◆ Set problem
Show each line of the data below that has the string "grid" in it.

◆ Material provided
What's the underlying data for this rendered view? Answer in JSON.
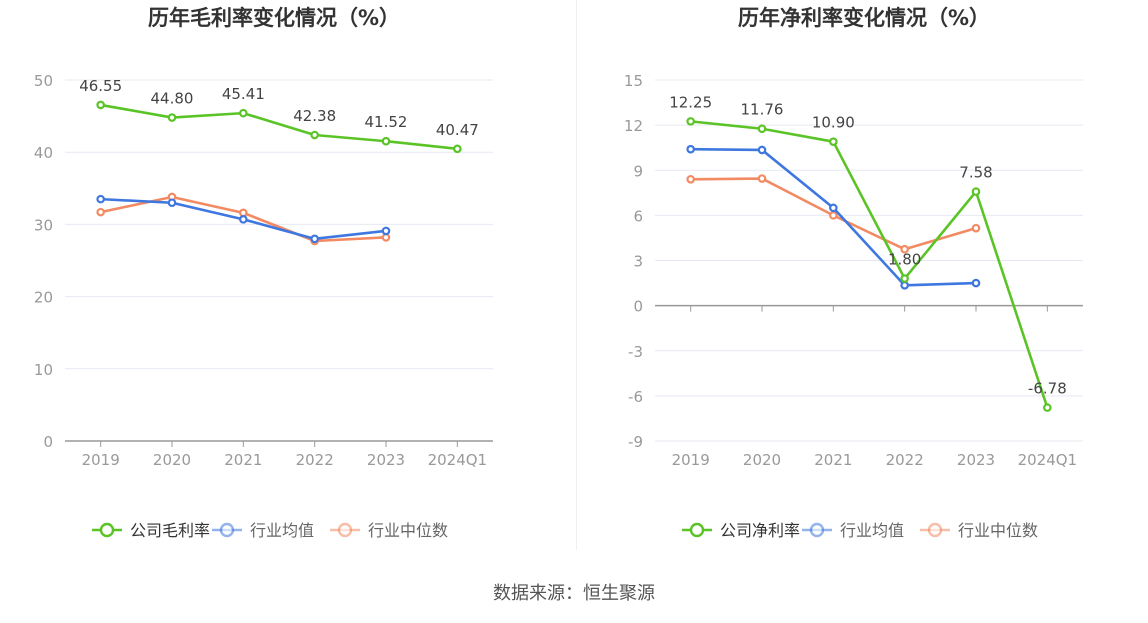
{
  "source": "数据来源：恒生聚源",
  "legend_labels": [
    "公司毛利率",
    "行业均值",
    "行业中位数"
  ],
  "colors": {
    "company": "#5ac426",
    "avg": "#3f77e0",
    "median": "#f28a63",
    "grid": "#e6e9f2",
    "axis": "#999999",
    "tick_text": "#999999",
    "label_text": "#444444",
    "title": "#333333"
  },
  "chart_data": [
    {
      "type": "line",
      "title": "历年毛利率变化情况（%）",
      "categories": [
        "2019",
        "2020",
        "2021",
        "2022",
        "2023",
        "2024Q1"
      ],
      "ylim": [
        0,
        50
      ],
      "yticks": [
        0,
        10,
        20,
        30,
        40,
        50
      ],
      "grid": true,
      "legend_position": "bottom-center",
      "series": [
        {
          "name": "公司毛利率",
          "values": [
            46.55,
            44.8,
            45.41,
            42.38,
            41.52,
            40.47
          ],
          "labels": [
            "46.55",
            "44.80",
            "45.41",
            "42.38",
            "41.52",
            "40.47"
          ]
        },
        {
          "name": "行业均值",
          "values": [
            33.5,
            33.0,
            30.7,
            28.0,
            29.1,
            null
          ]
        },
        {
          "name": "行业中位数",
          "values": [
            31.7,
            33.8,
            31.6,
            27.7,
            28.2,
            null
          ]
        }
      ]
    },
    {
      "type": "line",
      "title": "历年净利率变化情况（%）",
      "categories": [
        "2019",
        "2020",
        "2021",
        "2022",
        "2023",
        "2024Q1"
      ],
      "ylim": [
        -9,
        15
      ],
      "yticks": [
        -9,
        -6,
        -3,
        0,
        3,
        6,
        9,
        12,
        15
      ],
      "grid": true,
      "legend_position": "bottom-center",
      "series": [
        {
          "name": "公司净利率",
          "values": [
            12.25,
            11.76,
            10.9,
            1.8,
            7.58,
            -6.78
          ],
          "labels": [
            "12.25",
            "11.76",
            "10.90",
            "1.80",
            "7.58",
            "-6.78"
          ]
        },
        {
          "name": "行业均值",
          "values": [
            10.4,
            10.35,
            6.5,
            1.35,
            1.5,
            null
          ]
        },
        {
          "name": "行业中位数",
          "values": [
            8.4,
            8.45,
            6.0,
            3.75,
            5.15,
            null
          ]
        }
      ]
    }
  ]
}
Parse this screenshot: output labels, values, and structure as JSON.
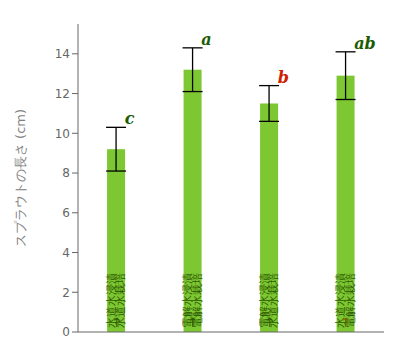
{
  "chart_data": {
    "type": "bar",
    "categories": [
      null,
      null,
      null,
      null
    ],
    "values": [
      9.2,
      13.2,
      11.5,
      12.9
    ],
    "errors": [
      1.1,
      1.1,
      0.9,
      1.2
    ],
    "color": "#7DC832",
    "ylabel": "スプラウトの長さ (cm)",
    "ylim": [
      0,
      15.5
    ],
    "yticks": [
      0,
      2,
      4,
      6,
      8,
      10,
      12,
      14
    ],
    "grid": false,
    "tick_labels": "y",
    "annotations": [
      {
        "text": "c",
        "color": "#1a5c00"
      },
      {
        "text": "a",
        "color": "#1a5c00"
      },
      {
        "text": "b",
        "color": "#cc2200"
      },
      {
        "text": "ab",
        "color": "#1a5c00"
      }
    ],
    "bar_texts": [
      {
        "texts": [
          "水道水浸漬",
          "→",
          "水道水栽培"
        ],
        "colors": [
          "#2d5a00",
          "#2d5a00",
          "#2d5a00"
        ]
      },
      {
        "texts": [
          "電解水浸漬",
          "→",
          "電解水栽培"
        ],
        "colors": [
          "#2d5a00",
          "#2d5a00",
          "#2d5a00"
        ]
      },
      {
        "texts": [
          "電解水浸漬",
          "→",
          "水道水栽培"
        ],
        "colors": [
          "#2d5a00",
          "#2d5a00",
          "#2d5a00"
        ]
      },
      {
        "texts": [
          "水道水浸漬",
          "→",
          "電解水栽培"
        ],
        "colors": [
          "#2d5a00",
          "#996600",
          "#2d5a00"
        ]
      }
    ]
  }
}
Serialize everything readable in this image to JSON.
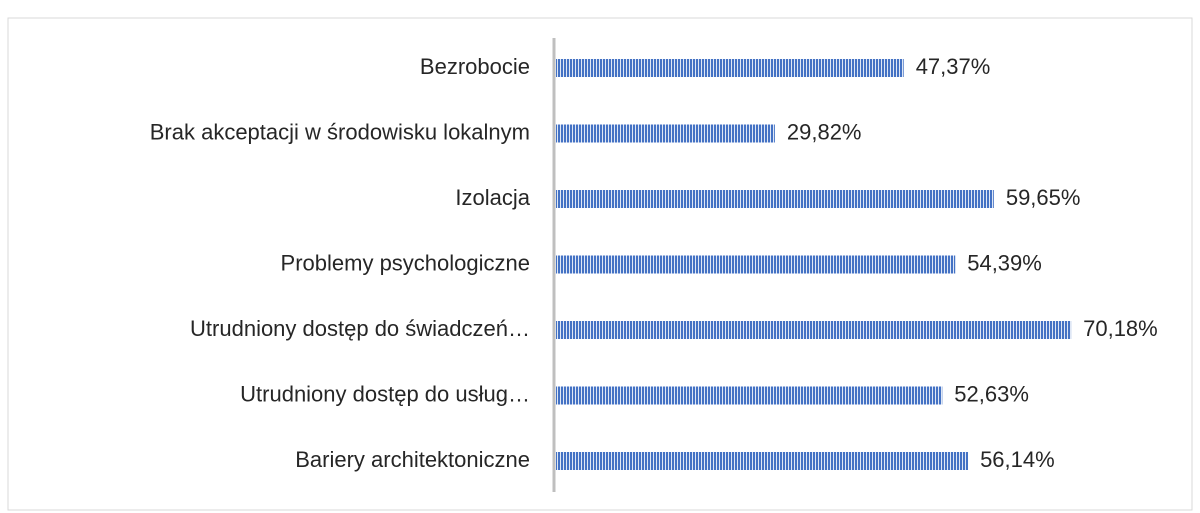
{
  "chart_data": {
    "type": "bar",
    "orientation": "horizontal",
    "categories": [
      "Bezrobocie",
      "Brak akceptacji w środowisku lokalnym",
      "Izolacja",
      "Problemy psychologiczne",
      "Utrudniony dostęp do świadczeń…",
      "Utrudniony dostęp do usług…",
      "Bariery architektoniczne"
    ],
    "values": [
      47.37,
      29.82,
      59.65,
      54.39,
      70.18,
      52.63,
      56.14
    ],
    "value_labels": [
      "47,37%",
      "29,82%",
      "59,65%",
      "54,39%",
      "70,18%",
      "52,63%",
      "56,14%"
    ],
    "color": "#4472c4"
  }
}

◆ Problem solution
    "grid": "#e6e9f2",
      "grid": true,
      "grid": true,
    "grid": false,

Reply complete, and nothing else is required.